■ Given problem
Please give the entries again in full and exactly, without any picture.

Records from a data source
--------------------

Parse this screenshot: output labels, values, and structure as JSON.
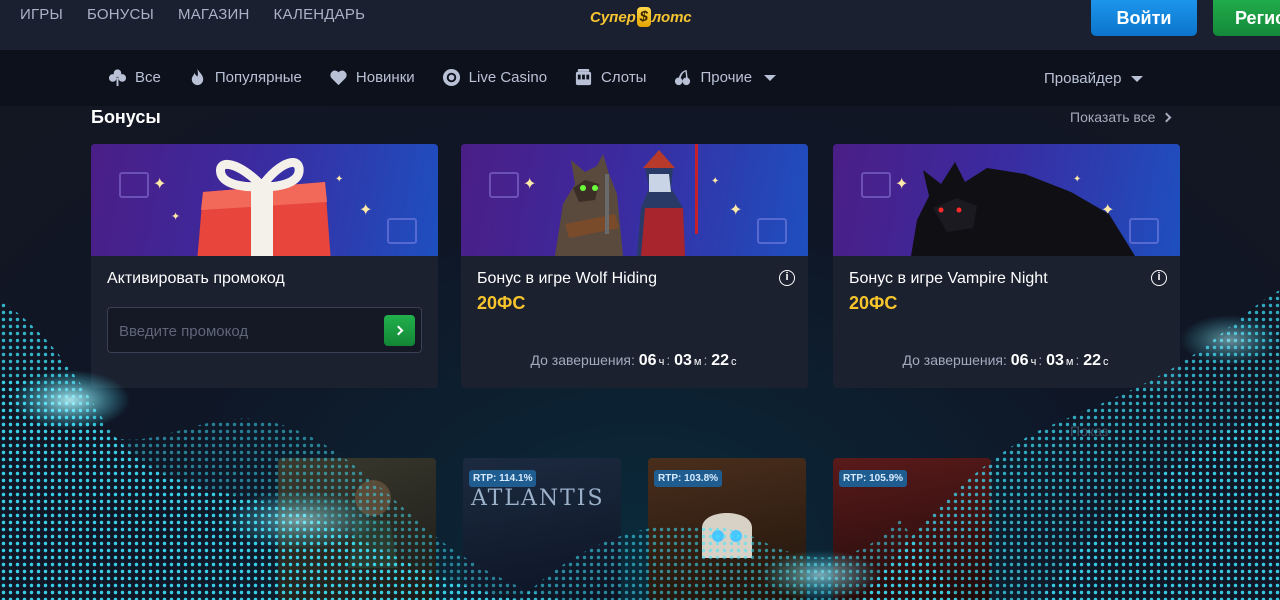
{
  "header": {
    "nav": [
      "ИГРЫ",
      "БОНУСЫ",
      "МАГАЗИН",
      "КАЛЕНДАРЬ"
    ],
    "logo": {
      "left": "Супер",
      "coin": "$",
      "right": "лотс"
    },
    "login_label": "Войти",
    "register_label": "Регис"
  },
  "categories": {
    "items": [
      {
        "label": "Все",
        "icon": "clover-icon"
      },
      {
        "label": "Популярные",
        "icon": "fire-icon"
      },
      {
        "label": "Новинки",
        "icon": "heart-icon"
      },
      {
        "label": "Live Casino",
        "icon": "chip-icon"
      },
      {
        "label": "Слоты",
        "icon": "slot-machine-icon"
      },
      {
        "label": "Прочие",
        "icon": "cherries-icon"
      }
    ],
    "provider_label": "Провайдер"
  },
  "bonuses": {
    "title": "Бонусы",
    "show_all": "Показать все",
    "promo_card": {
      "title": "Активировать промокод",
      "placeholder": "Введите промокод"
    },
    "cards": [
      {
        "title": "Бонус в игре Wolf Hiding",
        "amount": "20ФС",
        "timer_label": "До завершения:",
        "hours": "06",
        "h_unit": "ч",
        "minutes": "03",
        "m_unit": "м",
        "seconds": "22",
        "s_unit": "с"
      },
      {
        "title": "Бонус в игре Vampire Night",
        "amount": "20ФС",
        "timer_label": "До завершения:",
        "hours": "06",
        "h_unit": "ч",
        "minutes": "03",
        "m_unit": "м",
        "seconds": "22",
        "s_unit": "с"
      }
    ]
  },
  "games": {
    "show_all": "Показ",
    "tiles": [
      {
        "rtp": ""
      },
      {
        "rtp": "RTP: 114.1%",
        "name": "ATLANTIS"
      },
      {
        "rtp": "RTP: 103.8%"
      },
      {
        "rtp": "RTP: 105.9%"
      }
    ]
  },
  "colors": {
    "accent_gold": "#f7c52b",
    "login_blue": "#1e9bf0",
    "register_green": "#23b14d",
    "wave_cyan": "#38e6ff"
  }
}
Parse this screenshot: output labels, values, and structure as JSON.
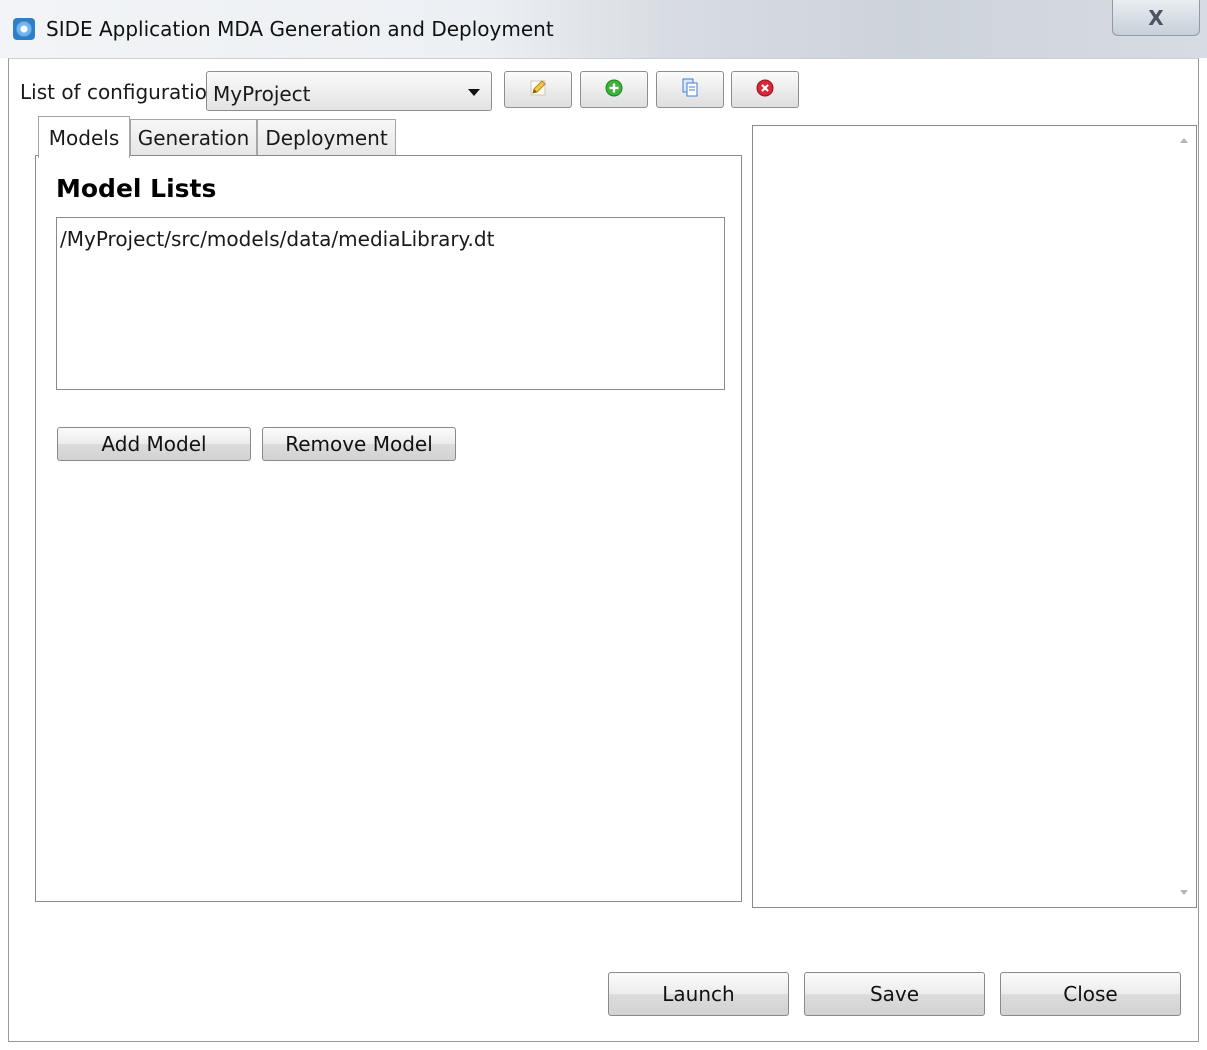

--------------------

■ Output of the exercise
Parse this screenshot: output labels, values, and structure as JSON.
{
  "header": {
    "nav": [
      "ИГРЫ",
      "БОНУСЫ",
      "МАГАЗИН",
      "КАЛЕНДАРЬ"
    ],
    "logo": {
      "left": "Супер",
      "coin": "$",
      "right": "лотс"
    },
    "login_label": "Войти",
    "register_label": "Регис"
  },
  "categories": {
    "items": [
      {
        "label": "Все",
        "icon": "clover-icon"
      },
      {
        "label": "Популярные",
        "icon": "fire-icon"
      },
      {
        "label": "Новинки",
        "icon": "heart-icon"
      },
      {
        "label": "Live Casino",
        "icon": "chip-icon"
      },
      {
        "label": "Слоты",
        "icon": "slot-machine-icon"
      },
      {
        "label": "Прочие",
        "icon": "cherries-icon"
      }
    ],
    "provider_label": "Провайдер"
  },
  "bonuses": {
    "title": "Бонусы",
    "show_all": "Показать все",
    "promo_card": {
      "title": "Активировать промокод",
      "placeholder": "Введите промокод"
    },
    "cards": [
      {
        "title": "Бонус в игре Wolf Hiding",
        "amount": "20ФС",
        "timer_label": "До завершения:",
        "hours": "06",
        "h_unit": "ч",
        "minutes": "03",
        "m_unit": "м",
        "seconds": "22",
        "s_unit": "с"
      },
      {
        "title": "Бонус в игре Vampire Night",
        "amount": "20ФС",
        "timer_label": "До завершения:",
        "hours": "06",
        "h_unit": "ч",
        "minutes": "03",
        "m_unit": "м",
        "seconds": "22",
        "s_unit": "с"
      }
    ]
  },
  "games": {
    "show_all": "Показ",
    "tiles": [
      {
        "rtp": ""
      },
      {
        "rtp": "RTP: 114.1%",
        "name": "ATLANTIS"
      },
      {
        "rtp": "RTP: 103.8%"
      },
      {
        "rtp": "RTP: 105.9%"
      }
    ]
  },
  "colors": {
    "accent_gold": "#f7c52b",
    "login_blue": "#1e9bf0",
    "register_green": "#23b14d",
    "wave_cyan": "#38e6ff"
  }
}
Parse this screenshot: output labels, values, and structure as JSON.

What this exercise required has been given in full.